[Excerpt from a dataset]

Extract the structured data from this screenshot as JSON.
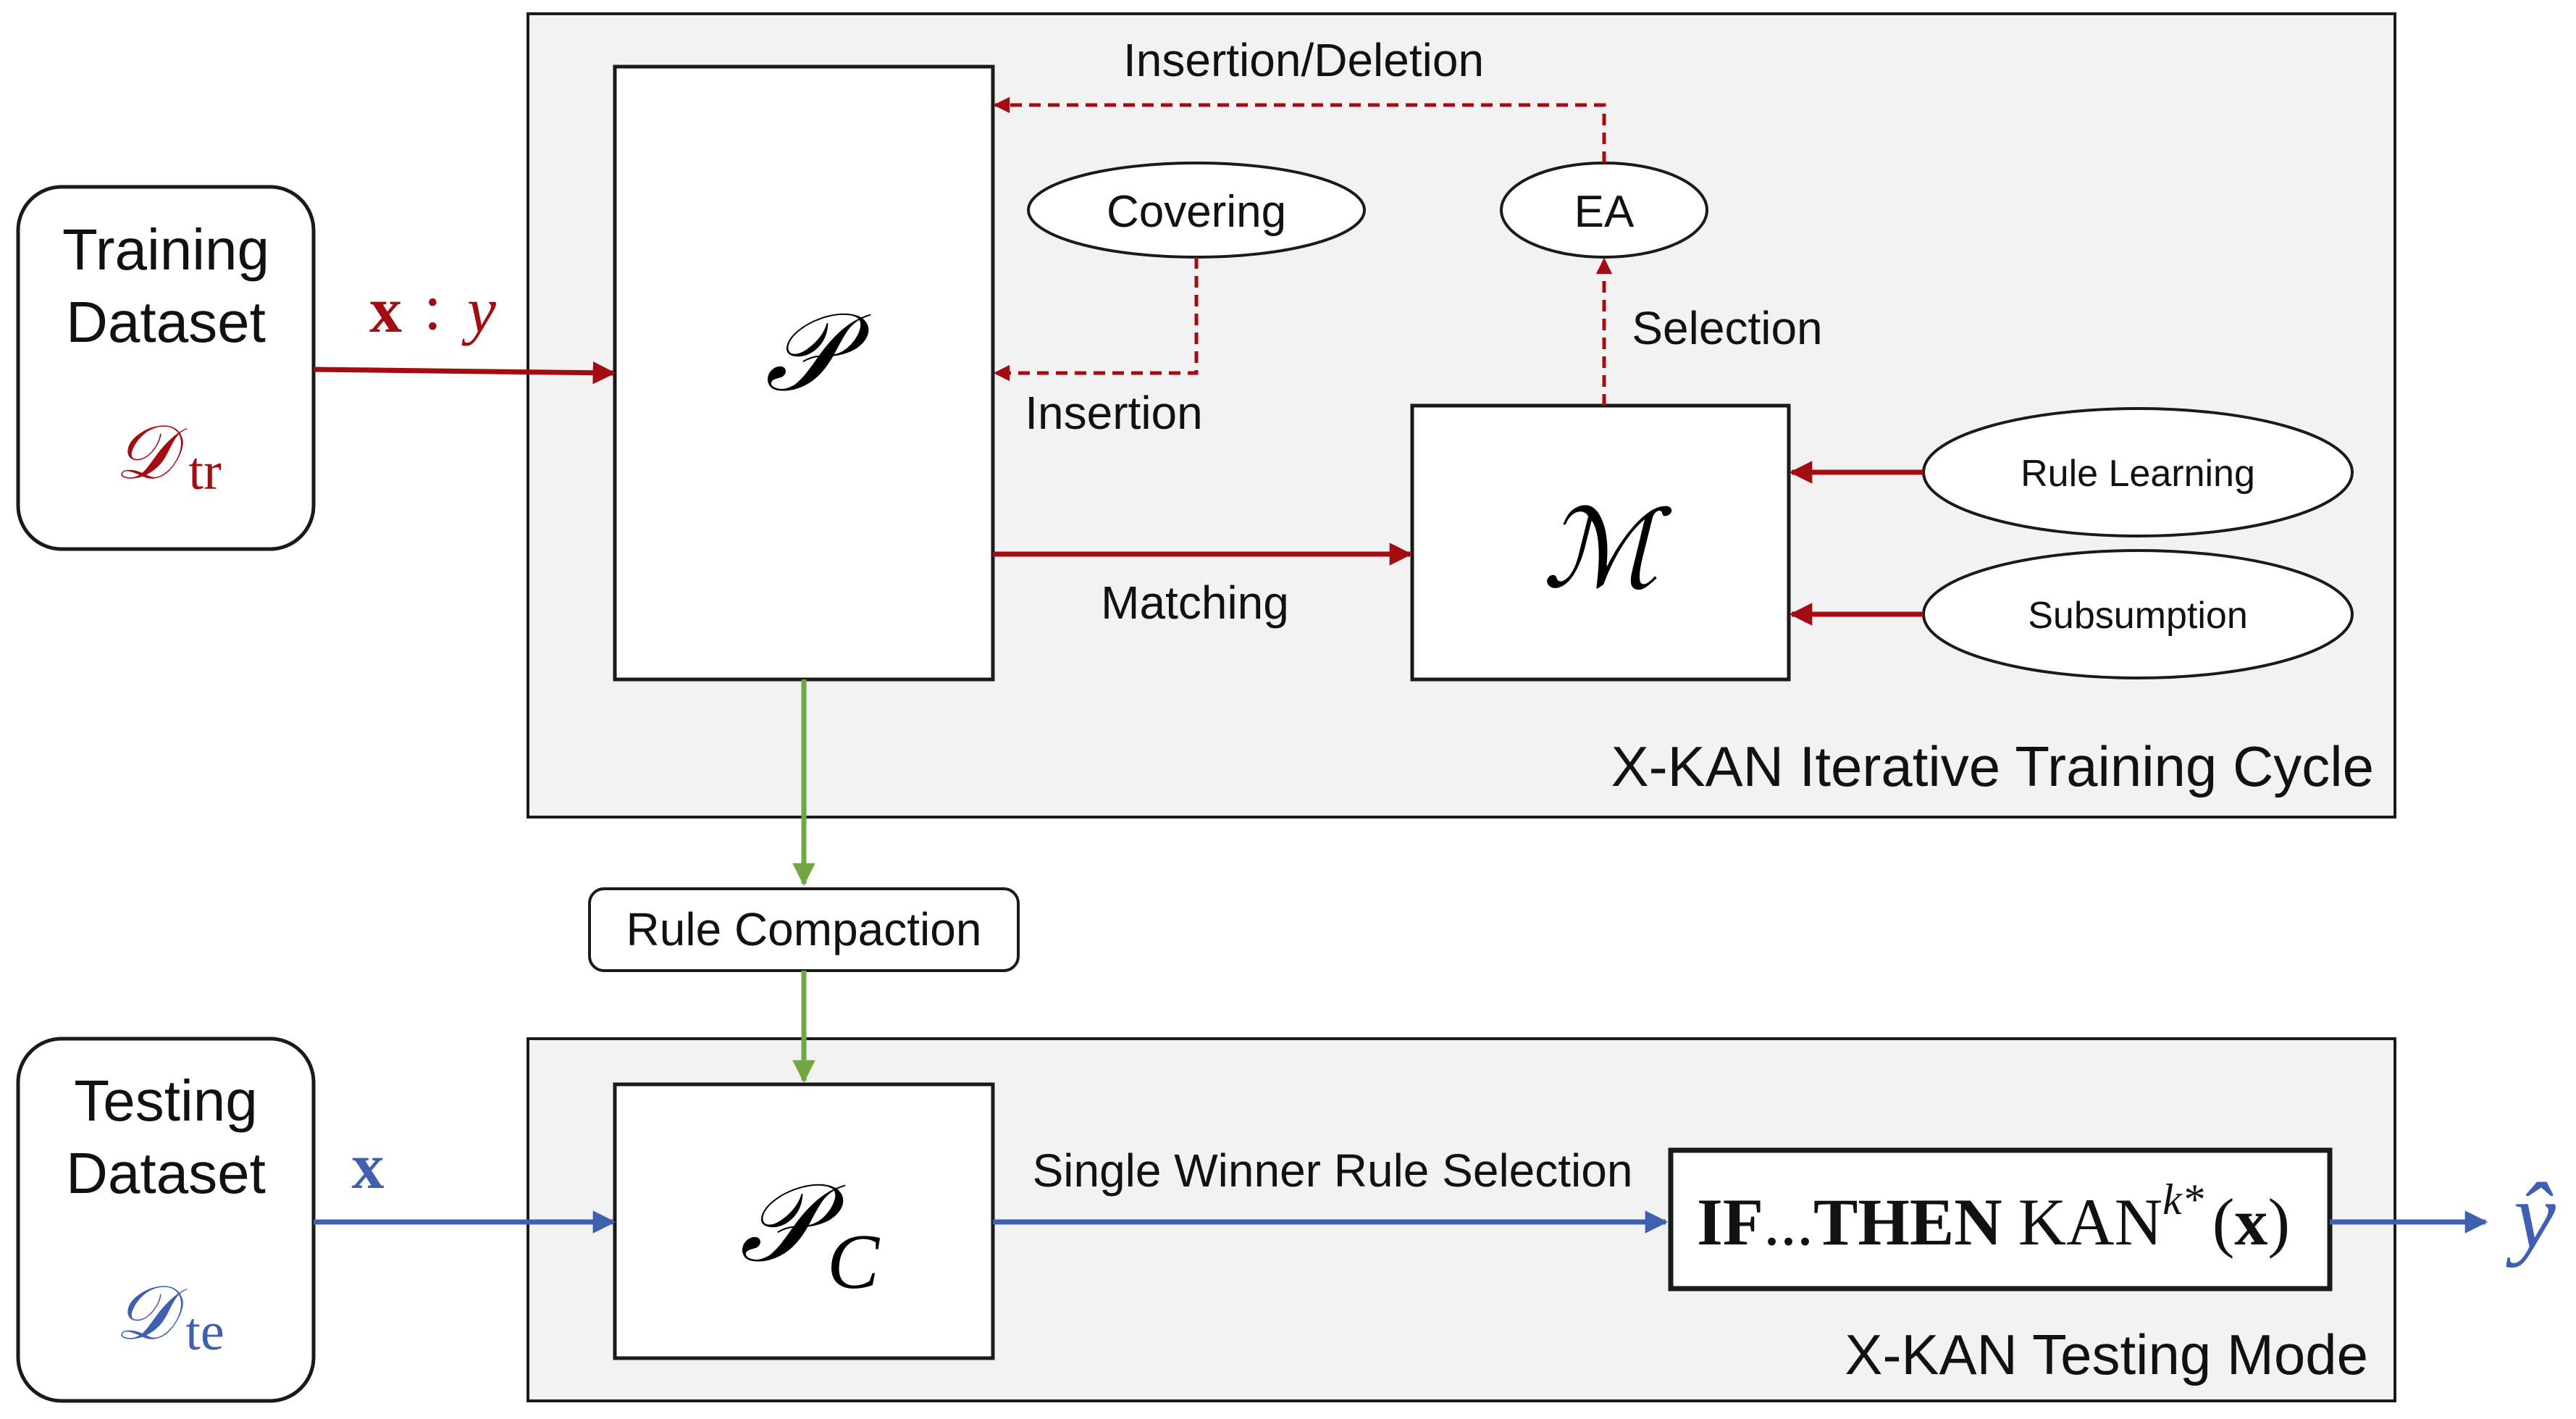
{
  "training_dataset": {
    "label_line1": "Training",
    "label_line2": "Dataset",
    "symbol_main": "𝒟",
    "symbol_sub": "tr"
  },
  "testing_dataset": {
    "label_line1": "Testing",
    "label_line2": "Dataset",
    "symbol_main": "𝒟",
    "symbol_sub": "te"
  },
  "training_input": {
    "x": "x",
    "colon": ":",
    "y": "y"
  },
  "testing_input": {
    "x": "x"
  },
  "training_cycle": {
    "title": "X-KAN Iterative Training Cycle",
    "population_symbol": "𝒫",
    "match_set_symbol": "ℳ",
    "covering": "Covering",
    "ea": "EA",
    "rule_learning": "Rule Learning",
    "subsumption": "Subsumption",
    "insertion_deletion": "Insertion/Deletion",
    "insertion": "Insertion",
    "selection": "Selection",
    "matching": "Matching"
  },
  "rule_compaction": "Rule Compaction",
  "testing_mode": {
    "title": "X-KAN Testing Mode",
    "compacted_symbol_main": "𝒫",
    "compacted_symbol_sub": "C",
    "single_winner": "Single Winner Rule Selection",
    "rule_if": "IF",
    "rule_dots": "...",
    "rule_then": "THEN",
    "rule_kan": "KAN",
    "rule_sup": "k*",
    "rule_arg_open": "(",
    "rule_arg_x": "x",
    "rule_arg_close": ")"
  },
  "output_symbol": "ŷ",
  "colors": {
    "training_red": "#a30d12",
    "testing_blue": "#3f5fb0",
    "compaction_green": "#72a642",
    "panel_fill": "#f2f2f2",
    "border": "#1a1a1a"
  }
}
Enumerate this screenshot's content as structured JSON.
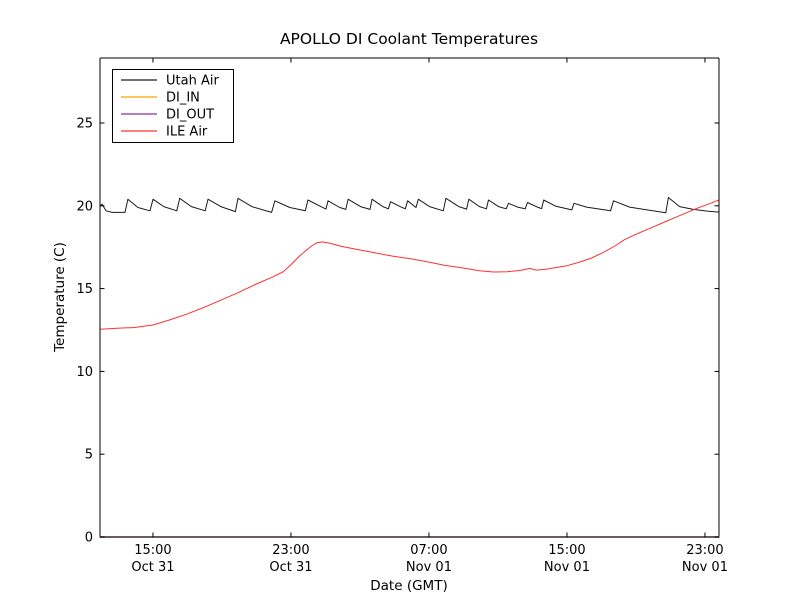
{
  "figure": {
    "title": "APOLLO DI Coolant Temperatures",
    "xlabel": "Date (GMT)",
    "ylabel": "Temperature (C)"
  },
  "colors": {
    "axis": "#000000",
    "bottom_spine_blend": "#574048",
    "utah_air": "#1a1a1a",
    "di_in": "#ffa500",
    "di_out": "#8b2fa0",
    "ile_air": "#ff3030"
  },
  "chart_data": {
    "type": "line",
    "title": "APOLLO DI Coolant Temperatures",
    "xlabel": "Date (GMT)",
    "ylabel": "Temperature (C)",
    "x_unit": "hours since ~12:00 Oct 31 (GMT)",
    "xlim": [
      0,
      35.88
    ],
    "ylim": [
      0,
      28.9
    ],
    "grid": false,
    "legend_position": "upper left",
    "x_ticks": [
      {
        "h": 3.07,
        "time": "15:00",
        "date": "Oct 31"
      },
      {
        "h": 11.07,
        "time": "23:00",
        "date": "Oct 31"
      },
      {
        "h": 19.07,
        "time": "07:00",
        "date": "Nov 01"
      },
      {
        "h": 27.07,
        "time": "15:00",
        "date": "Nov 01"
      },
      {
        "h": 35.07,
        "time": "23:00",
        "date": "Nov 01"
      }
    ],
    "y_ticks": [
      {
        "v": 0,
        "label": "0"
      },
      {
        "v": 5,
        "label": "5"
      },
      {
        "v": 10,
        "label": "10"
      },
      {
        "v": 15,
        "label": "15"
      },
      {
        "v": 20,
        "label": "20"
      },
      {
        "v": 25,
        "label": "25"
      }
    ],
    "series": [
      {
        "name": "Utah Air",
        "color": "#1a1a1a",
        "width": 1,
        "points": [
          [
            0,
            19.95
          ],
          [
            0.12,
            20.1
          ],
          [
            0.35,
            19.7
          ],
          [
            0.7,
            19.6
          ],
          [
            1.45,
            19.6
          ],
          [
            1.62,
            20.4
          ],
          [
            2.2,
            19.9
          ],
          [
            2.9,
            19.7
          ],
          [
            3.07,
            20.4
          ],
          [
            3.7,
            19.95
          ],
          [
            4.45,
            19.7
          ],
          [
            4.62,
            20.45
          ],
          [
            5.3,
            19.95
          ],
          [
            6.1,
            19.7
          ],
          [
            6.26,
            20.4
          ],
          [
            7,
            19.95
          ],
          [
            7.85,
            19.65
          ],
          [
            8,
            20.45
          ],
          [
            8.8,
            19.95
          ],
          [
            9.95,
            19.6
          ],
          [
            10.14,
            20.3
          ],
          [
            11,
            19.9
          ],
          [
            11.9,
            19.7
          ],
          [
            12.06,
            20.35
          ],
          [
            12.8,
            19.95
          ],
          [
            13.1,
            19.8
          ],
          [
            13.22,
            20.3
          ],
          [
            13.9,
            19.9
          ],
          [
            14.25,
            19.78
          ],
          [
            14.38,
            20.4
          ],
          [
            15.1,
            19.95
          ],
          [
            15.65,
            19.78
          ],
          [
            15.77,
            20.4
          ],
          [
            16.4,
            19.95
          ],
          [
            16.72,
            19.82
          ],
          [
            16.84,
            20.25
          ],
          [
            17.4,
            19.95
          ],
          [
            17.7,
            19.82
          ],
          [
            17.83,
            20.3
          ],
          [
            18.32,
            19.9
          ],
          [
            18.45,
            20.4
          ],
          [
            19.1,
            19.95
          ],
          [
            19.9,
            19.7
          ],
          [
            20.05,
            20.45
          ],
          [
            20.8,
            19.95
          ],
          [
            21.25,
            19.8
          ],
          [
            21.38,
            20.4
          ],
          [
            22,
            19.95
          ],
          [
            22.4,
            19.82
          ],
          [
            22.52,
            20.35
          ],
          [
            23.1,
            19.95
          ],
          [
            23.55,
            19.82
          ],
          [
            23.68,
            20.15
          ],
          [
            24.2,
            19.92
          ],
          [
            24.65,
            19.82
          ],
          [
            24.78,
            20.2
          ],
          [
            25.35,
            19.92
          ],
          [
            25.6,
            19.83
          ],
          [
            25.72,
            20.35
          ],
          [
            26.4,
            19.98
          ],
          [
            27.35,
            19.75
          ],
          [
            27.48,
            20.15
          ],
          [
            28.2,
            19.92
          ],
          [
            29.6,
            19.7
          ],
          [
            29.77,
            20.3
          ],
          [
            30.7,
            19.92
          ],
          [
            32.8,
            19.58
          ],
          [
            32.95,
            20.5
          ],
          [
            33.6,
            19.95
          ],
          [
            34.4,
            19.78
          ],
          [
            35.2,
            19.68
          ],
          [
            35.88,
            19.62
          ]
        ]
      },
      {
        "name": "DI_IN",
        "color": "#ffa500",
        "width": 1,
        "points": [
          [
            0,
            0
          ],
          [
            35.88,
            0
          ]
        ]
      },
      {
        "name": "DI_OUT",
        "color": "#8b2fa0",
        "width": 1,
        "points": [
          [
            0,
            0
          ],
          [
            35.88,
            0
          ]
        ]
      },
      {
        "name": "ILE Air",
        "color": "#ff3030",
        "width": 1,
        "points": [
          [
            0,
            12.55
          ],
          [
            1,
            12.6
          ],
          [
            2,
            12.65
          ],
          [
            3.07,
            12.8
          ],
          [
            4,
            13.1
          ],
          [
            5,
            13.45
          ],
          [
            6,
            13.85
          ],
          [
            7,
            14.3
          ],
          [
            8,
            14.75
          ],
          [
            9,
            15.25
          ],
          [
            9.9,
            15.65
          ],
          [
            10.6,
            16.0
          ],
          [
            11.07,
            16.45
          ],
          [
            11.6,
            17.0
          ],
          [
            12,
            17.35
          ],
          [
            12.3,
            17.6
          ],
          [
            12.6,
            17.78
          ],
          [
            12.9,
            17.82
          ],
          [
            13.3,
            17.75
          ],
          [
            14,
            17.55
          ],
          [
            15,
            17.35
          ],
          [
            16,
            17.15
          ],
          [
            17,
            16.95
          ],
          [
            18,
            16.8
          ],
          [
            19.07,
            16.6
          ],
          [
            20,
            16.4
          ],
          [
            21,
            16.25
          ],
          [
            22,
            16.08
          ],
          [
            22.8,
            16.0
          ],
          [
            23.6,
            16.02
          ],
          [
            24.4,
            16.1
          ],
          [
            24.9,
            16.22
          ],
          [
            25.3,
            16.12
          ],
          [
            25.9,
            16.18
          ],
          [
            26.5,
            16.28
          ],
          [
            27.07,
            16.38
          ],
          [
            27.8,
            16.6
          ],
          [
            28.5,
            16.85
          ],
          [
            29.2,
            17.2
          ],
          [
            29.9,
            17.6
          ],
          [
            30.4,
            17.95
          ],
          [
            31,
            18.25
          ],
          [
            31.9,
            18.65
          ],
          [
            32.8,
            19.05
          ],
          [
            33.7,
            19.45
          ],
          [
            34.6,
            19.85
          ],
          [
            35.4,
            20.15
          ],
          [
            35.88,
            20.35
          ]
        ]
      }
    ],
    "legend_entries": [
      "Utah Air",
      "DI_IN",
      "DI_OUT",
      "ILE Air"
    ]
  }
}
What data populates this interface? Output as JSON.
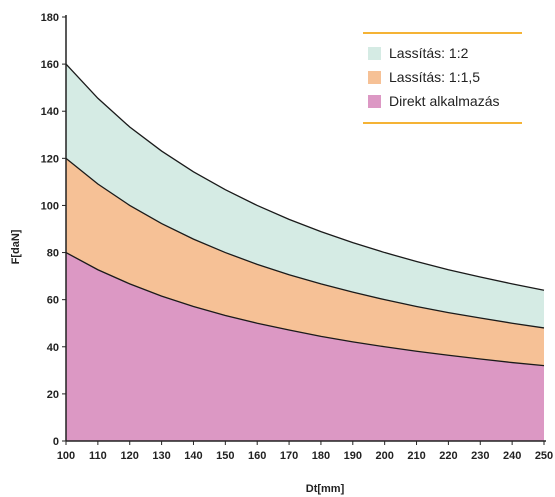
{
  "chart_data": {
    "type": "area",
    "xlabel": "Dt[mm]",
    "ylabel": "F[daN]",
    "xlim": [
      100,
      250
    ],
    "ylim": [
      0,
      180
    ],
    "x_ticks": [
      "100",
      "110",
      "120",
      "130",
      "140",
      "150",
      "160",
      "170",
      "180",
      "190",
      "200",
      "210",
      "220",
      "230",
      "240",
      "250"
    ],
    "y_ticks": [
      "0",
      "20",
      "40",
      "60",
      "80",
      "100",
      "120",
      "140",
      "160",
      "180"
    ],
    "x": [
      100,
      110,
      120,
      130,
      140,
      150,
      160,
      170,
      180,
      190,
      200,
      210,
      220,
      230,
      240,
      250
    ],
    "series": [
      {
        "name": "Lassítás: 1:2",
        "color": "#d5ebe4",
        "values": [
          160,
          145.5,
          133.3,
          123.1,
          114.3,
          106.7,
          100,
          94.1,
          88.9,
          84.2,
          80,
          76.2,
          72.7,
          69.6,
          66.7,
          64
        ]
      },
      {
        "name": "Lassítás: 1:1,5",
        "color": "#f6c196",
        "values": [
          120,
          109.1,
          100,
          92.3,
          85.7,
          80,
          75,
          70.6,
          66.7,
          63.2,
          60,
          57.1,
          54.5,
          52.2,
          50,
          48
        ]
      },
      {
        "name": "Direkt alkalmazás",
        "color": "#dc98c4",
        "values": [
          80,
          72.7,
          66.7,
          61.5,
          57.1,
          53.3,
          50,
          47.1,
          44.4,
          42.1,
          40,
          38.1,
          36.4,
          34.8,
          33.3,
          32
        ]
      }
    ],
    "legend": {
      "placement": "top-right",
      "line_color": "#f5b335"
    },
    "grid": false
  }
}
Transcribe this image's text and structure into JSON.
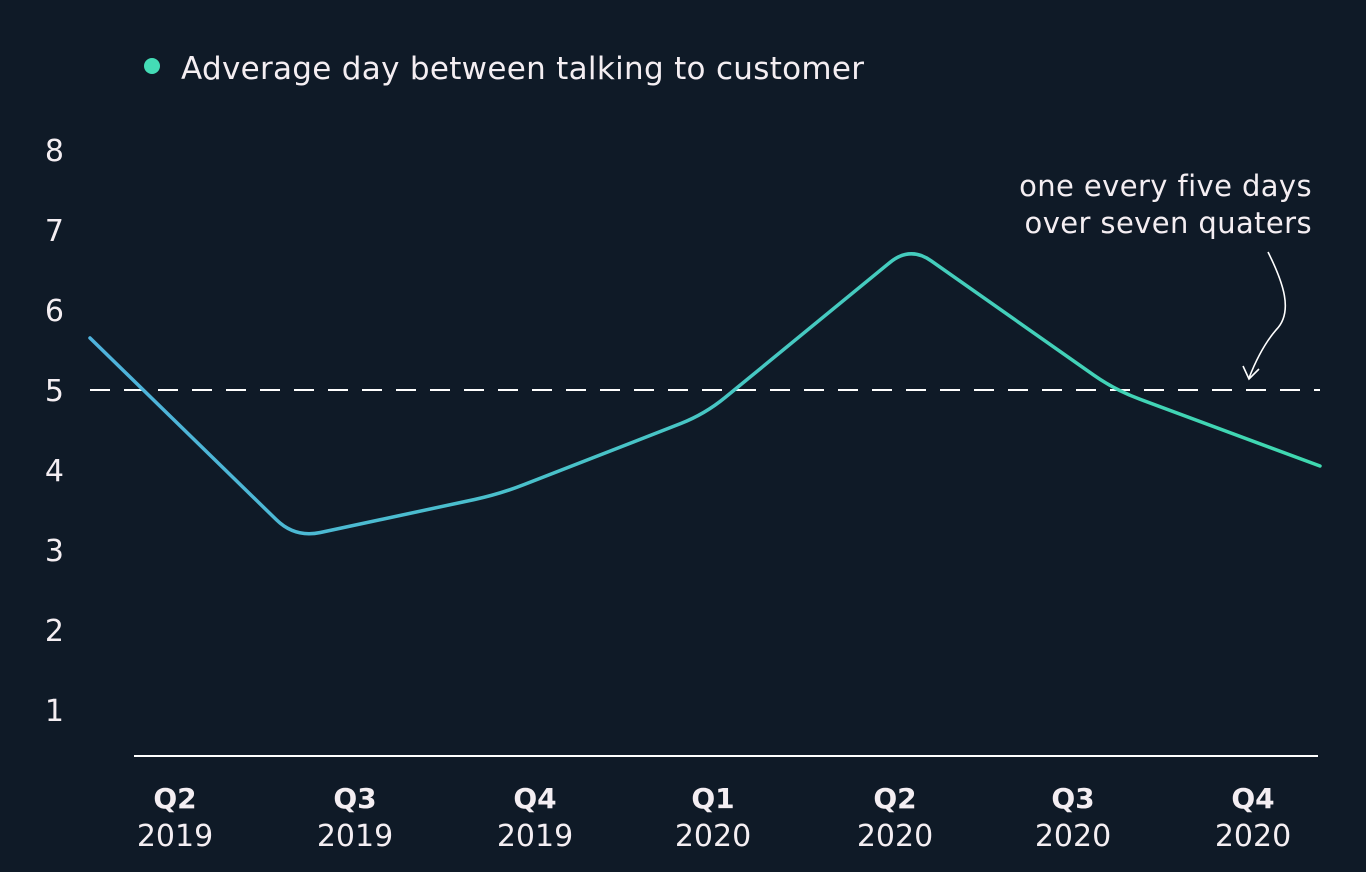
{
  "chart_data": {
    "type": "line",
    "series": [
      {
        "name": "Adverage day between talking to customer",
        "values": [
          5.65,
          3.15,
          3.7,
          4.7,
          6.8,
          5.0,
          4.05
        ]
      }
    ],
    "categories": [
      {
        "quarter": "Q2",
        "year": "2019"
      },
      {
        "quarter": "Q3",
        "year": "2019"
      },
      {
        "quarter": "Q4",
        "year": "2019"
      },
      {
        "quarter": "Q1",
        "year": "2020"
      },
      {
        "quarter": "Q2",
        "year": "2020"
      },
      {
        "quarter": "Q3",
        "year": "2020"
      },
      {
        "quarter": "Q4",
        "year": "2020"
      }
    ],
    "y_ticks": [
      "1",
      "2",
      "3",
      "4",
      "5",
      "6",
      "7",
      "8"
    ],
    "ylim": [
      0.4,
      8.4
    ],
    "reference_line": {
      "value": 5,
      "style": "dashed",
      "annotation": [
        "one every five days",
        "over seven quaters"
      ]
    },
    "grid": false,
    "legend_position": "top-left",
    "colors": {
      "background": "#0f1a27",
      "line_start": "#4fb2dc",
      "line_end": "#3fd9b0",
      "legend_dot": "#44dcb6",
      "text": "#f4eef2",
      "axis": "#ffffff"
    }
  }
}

BRIEF — Scan the data for the word "JSON" and copy every line where it shows up.

RESULT OF THE TASK —
Extract the structured data from this screenshot as JSON.
Enumerate this screenshot's content as structured JSON.
What data populates this interface? Output as JSON.
Transcribe this image's text and structure into JSON.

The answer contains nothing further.